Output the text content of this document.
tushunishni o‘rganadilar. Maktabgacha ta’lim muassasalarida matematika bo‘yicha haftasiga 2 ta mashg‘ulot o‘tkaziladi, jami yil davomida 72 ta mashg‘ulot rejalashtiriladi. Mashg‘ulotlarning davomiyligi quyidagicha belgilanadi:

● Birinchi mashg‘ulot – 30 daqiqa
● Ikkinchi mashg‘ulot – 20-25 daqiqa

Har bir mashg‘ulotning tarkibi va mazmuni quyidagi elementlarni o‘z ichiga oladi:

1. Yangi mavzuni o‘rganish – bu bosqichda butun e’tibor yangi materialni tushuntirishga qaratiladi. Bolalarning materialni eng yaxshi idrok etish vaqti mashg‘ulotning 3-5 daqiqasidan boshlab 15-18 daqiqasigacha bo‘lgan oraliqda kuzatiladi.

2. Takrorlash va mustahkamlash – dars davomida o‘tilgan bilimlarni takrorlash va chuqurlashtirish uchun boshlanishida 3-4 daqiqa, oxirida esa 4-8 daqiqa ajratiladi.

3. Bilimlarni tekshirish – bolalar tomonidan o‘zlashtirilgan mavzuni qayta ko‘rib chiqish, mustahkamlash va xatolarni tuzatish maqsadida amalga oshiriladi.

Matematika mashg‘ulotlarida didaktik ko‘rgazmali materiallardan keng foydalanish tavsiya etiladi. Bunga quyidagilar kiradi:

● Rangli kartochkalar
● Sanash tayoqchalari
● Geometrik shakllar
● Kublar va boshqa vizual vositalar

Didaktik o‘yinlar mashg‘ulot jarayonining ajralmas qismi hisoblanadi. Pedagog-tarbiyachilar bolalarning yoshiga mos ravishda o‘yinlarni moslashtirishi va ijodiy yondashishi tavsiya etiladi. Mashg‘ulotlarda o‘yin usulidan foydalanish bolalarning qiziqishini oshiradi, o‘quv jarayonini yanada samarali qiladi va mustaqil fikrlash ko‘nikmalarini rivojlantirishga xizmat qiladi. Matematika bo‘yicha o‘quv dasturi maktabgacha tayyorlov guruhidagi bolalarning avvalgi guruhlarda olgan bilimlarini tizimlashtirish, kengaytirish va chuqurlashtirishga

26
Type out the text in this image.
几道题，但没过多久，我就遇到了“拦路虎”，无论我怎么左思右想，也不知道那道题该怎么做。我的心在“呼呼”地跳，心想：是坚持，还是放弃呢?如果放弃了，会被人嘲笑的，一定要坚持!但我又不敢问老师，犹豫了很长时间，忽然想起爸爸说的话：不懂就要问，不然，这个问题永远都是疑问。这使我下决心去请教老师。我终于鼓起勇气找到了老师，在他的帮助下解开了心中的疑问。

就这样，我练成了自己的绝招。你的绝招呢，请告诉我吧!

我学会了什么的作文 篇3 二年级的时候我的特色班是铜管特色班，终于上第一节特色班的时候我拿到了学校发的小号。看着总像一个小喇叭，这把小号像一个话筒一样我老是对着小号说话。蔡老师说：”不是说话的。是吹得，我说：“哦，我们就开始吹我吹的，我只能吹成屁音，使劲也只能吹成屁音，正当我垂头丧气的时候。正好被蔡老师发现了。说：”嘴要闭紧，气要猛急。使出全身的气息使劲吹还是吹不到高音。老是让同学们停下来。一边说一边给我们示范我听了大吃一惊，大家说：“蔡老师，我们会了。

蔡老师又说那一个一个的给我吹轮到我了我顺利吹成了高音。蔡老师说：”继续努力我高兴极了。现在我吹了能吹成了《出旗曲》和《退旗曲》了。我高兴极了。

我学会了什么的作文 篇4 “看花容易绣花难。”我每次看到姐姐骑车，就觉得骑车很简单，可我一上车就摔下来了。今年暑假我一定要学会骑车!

## Task statement:
Find every line of the data that holds the string "this", then say how many there are and nothing else.

## Written reply:
2